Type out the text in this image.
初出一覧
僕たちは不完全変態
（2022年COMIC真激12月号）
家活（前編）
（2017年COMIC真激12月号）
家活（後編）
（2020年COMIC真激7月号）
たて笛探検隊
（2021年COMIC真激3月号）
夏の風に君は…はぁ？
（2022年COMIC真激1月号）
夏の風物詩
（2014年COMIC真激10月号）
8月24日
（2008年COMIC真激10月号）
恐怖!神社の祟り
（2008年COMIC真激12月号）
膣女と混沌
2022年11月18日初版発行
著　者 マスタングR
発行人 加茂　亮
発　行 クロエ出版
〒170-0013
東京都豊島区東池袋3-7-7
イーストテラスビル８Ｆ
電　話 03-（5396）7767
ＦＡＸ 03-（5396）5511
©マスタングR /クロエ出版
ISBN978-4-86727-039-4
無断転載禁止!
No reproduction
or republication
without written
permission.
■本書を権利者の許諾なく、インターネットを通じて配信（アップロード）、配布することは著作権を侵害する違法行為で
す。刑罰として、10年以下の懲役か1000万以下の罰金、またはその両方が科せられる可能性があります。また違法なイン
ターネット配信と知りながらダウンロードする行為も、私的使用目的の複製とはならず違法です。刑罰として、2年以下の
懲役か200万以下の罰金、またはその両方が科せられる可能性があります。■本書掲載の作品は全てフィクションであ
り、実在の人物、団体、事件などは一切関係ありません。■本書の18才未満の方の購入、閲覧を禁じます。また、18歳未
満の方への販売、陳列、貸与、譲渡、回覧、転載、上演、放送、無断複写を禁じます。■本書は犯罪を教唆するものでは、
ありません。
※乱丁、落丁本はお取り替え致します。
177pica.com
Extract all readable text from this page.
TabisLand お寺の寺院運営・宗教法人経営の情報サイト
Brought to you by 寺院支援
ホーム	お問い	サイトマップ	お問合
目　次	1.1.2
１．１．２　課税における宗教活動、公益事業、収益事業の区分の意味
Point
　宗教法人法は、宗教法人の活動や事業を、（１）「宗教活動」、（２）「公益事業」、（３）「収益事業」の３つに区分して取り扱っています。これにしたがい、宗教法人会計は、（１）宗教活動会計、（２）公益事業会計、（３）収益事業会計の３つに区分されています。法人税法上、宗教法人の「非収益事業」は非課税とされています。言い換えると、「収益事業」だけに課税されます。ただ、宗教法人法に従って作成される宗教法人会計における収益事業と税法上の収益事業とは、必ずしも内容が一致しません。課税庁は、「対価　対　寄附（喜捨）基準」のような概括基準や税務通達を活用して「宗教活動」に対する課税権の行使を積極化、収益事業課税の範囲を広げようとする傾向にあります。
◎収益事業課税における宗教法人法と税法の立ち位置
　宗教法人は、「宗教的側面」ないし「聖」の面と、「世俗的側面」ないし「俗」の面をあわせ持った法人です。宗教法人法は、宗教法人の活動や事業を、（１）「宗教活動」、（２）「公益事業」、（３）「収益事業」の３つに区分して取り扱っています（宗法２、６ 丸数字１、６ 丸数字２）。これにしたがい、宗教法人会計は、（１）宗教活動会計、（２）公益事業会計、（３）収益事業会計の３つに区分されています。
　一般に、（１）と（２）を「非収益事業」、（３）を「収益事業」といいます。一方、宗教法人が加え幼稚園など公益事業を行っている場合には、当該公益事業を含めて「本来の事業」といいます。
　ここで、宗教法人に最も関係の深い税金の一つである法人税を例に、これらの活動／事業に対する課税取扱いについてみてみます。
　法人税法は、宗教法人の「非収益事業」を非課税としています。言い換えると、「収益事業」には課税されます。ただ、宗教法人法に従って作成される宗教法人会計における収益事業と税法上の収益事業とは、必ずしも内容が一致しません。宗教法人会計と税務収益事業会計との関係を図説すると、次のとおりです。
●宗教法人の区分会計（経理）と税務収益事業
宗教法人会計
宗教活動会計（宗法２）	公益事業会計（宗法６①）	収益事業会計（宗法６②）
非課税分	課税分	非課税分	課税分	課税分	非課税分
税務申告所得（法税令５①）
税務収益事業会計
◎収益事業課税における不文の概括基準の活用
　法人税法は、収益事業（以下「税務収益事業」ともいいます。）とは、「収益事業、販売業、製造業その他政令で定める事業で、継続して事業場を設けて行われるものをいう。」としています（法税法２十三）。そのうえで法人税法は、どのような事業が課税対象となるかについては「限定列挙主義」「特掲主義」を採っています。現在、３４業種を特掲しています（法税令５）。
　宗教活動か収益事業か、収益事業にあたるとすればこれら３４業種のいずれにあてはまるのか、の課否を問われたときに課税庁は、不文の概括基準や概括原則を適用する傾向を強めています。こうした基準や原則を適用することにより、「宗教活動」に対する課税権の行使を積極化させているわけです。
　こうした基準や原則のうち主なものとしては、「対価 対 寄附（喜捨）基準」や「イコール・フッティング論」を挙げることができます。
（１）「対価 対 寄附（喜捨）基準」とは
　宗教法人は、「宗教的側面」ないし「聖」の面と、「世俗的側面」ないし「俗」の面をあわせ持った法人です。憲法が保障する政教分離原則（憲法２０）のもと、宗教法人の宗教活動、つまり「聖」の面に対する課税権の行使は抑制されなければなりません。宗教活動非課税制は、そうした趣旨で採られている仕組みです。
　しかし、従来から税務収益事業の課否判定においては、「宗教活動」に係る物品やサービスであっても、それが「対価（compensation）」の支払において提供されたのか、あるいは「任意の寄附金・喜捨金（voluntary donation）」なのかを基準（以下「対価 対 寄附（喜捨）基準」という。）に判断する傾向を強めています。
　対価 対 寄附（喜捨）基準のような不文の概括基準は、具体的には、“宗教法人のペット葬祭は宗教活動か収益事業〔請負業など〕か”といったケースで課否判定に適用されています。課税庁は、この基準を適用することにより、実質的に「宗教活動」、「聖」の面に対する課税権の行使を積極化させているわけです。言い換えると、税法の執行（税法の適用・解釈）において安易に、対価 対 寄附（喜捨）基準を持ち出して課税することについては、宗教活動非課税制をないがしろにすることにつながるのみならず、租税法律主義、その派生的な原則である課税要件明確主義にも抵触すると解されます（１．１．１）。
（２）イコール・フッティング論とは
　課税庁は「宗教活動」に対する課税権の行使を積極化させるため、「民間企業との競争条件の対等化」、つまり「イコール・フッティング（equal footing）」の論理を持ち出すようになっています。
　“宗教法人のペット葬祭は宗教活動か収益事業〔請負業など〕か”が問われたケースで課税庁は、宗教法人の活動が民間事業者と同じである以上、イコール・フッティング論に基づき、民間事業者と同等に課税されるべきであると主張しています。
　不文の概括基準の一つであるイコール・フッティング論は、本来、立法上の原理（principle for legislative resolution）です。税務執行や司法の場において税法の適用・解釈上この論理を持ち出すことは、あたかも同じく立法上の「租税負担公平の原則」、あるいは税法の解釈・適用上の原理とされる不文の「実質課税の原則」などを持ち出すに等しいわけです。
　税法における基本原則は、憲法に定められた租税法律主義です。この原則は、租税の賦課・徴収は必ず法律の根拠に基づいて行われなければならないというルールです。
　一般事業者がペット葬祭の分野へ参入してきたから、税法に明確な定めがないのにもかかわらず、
★ ★ ★ ★ ★ ★ ★
■ Given problem
Output the listing above word for word.

■ Solved problem
Type out the text in this image.
初出一覧
僕たちは不完全変態
（2022年COMIC真激12月号）
家活（前編）
（2017年COMIC真激12月号）
家活（後編）
（2020年COMIC真激7月号）
たて笛探検隊
（2021年COMIC真激3月号）
夏の風に君は…はぁ？
（2022年COMIC真激1月号）
夏の風物詩
（2014年COMIC真激10月号）
8月24日
（2008年COMIC真激10月号）
恐怖!神社の祟り
（2008年COMIC真激12月号）
膣女と混沌
2022年11月18日初版発行
著　者 マスタングR
発行人 加茂　亮
発　行 クロエ出版
〒170-0013
東京都豊島区東池袋3-7-7
イーストテラスビル８Ｆ
電　話 03-（5396）7767
ＦＡＸ 03-（5396）5511
©マスタングR /クロエ出版
ISBN978-4-86727-039-4
無断転載禁止!
No reproduction
or republication
without written
permission.
■本書を権利者の許諾なく、インターネットを通じて配信（アップロード）、配布することは著作権を侵害する違法行為で
す。刑罰として、10年以下の懲役か1000万以下の罰金、またはその両方が科せられる可能性があります。また違法なイン
ターネット配信と知りながらダウンロードする行為も、私的使用目的の複製とはならず違法です。刑罰として、2年以下の
懲役か200万以下の罰金、またはその両方が科せられる可能性があります。■本書掲載の作品は全てフィクションであ
り、実在の人物、団体、事件などは一切関係ありません。■本書の18才未満の方の購入、閲覧を禁じます。また、18歳未
満の方への販売、陳列、貸与、譲渡、回覧、転載、上演、放送、無断複写を禁じます。■本書は犯罪を教唆するものでは、
ありません。
※乱丁、落丁本はお取り替え致します。
177pica.com
Extract all readable text from this page.
TabisLand お寺の寺院運営・宗教法人経営の情報サイト
Brought to you by 寺院支援
ホーム	お問い	サイトマップ	お問合
目　次	1.1.2
１．１．２　課税における宗教活動、公益事業、収益事業の区分の意味
Point
　宗教法人法は、宗教法人の活動や事業を、（１）「宗教活動」、（２）「公益事業」、（３）「収益事業」の３つに区分して取り扱っています。これにしたがい、宗教法人会計は、（１）宗教活動会計、（２）公益事業会計、（３）収益事業会計の３つに区分されています。法人税法上、宗教法人の「非収益事業」は非課税とされています。言い換えると、「収益事業」だけに課税されます。ただ、宗教法人法に従って作成される宗教法人会計における収益事業と税法上の収益事業とは、必ずしも内容が一致しません。課税庁は、「対価　対　寄附（喜捨）基準」のような概括基準や税務通達を活用して「宗教活動」に対する課税権の行使を積極化、収益事業課税の範囲を広げようとする傾向にあります。
◎収益事業課税における宗教法人法と税法の立ち位置
　宗教法人は、「宗教的側面」ないし「聖」の面と、「世俗的側面」ないし「俗」の面をあわせ持った法人です。宗教法人法は、宗教法人の活動や事業を、（１）「宗教活動」、（２）「公益事業」、（３）「収益事業」の３つに区分して取り扱っています（宗法２、６ 丸数字１、６ 丸数字２）。これにしたがい、宗教法人会計は、（１）宗教活動会計、（２）公益事業会計、（３）収益事業会計の３つに区分されています。
　一般に、（１）と（２）を「非収益事業」、（３）を「収益事業」といいます。一方、宗教法人が加え幼稚園など公益事業を行っている場合には、当該公益事業を含めて「本来の事業」といいます。
　ここで、宗教法人に最も関係の深い税金の一つである法人税を例に、これらの活動／事業に対する課税取扱いについてみてみます。
　法人税法は、宗教法人の「非収益事業」を非課税としています。言い換えると、「収益事業」には課税されます。ただ、宗教法人法に従って作成される宗教法人会計における収益事業と税法上の収益事業とは、必ずしも内容が一致しません。宗教法人会計と税務収益事業会計との関係を図説すると、次のとおりです。
●宗教法人の区分会計（経理）と税務収益事業
宗教法人会計
宗教活動会計（宗法２）	公益事業会計（宗法６①）	収益事業会計（宗法６②）
非課税分	課税分	非課税分	課税分	課税分	非課税分
税務申告所得（法税令５①）
税務収益事業会計
◎収益事業課税における不文の概括基準の活用
　法人税法は、収益事業（以下「税務収益事業」ともいいます。）とは、「収益事業、販売業、製造業その他政令で定める事業で、継続して事業場を設けて行われるものをいう。」としています（法税法２十三）。そのうえで法人税法は、どのような事業が課税対象となるかについては「限定列挙主義」「特掲主義」を採っています。現在、３４業種を特掲しています（法税令５）。
　宗教活動か収益事業か、収益事業にあたるとすればこれら３４業種のいずれにあてはまるのか、の課否を問われたときに課税庁は、不文の概括基準や概括原則を適用する傾向を強めています。こうした基準や原則を適用することにより、「宗教活動」に対する課税権の行使を積極化させているわけです。
　こうした基準や原則のうち主なものとしては、「対価 対 寄附（喜捨）基準」や「イコール・フッティング論」を挙げることができます。
（１）「対価 対 寄附（喜捨）基準」とは
　宗教法人は、「宗教的側面」ないし「聖」の面と、「世俗的側面」ないし「俗」の面をあわせ持った法人です。憲法が保障する政教分離原則（憲法２０）のもと、宗教法人の宗教活動、つまり「聖」の面に対する課税権の行使は抑制されなければなりません。宗教活動非課税制は、そうした趣旨で採られている仕組みです。
　しかし、従来から税務収益事業の課否判定においては、「宗教活動」に係る物品やサービスであっても、それが「対価（compensation）」の支払において提供されたのか、あるいは「任意の寄附金・喜捨金（voluntary donation）」なのかを基準（以下「対価 対 寄附（喜捨）基準」という。）に判断する傾向を強めています。
　対価 対 寄附（喜捨）基準のような不文の概括基準は、具体的には、“宗教法人のペット葬祭は宗教活動か収益事業〔請負業など〕か”といったケースで課否判定に適用されています。課税庁は、この基準を適用することにより、実質的に「宗教活動」、「聖」の面に対する課税権の行使を積極化させているわけです。言い換えると、税法の執行（税法の適用・解釈）において安易に、対価 対 寄附（喜捨）基準を持ち出して課税することについては、宗教活動非課税制をないがしろにすることにつながるのみならず、租税法律主義、その派生的な原則である課税要件明確主義にも抵触すると解されます（１．１．１）。
（２）イコール・フッティング論とは
　課税庁は「宗教活動」に対する課税権の行使を積極化させるため、「民間企業との競争条件の対等化」、つまり「イコール・フッティング（equal footing）」の論理を持ち出すようになっています。
　“宗教法人のペット葬祭は宗教活動か収益事業〔請負業など〕か”が問われたケースで課税庁は、宗教法人の活動が民間事業者と同じである以上、イコール・フッティング論に基づき、民間事業者と同等に課税されるべきであると主張しています。
　不文の概括基準の一つであるイコール・フッティング論は、本来、立法上の原理（principle for legislative resolution）です。税務執行や司法の場において税法の適用・解釈上この論理を持ち出すことは、あたかも同じく立法上の「租税負担公平の原則」、あるいは税法の解釈・適用上の原理とされる不文の「実質課税の原則」などを持ち出すに等しいわけです。
　税法における基本原則は、憲法に定められた租税法律主義です。この原則は、租税の賦課・徴収は必ず法律の根拠に基づいて行われなければならないというルールです。
　一般事業者がペット葬祭の分野へ参入してきたから、税法に明確な定めがないのにもかかわらず、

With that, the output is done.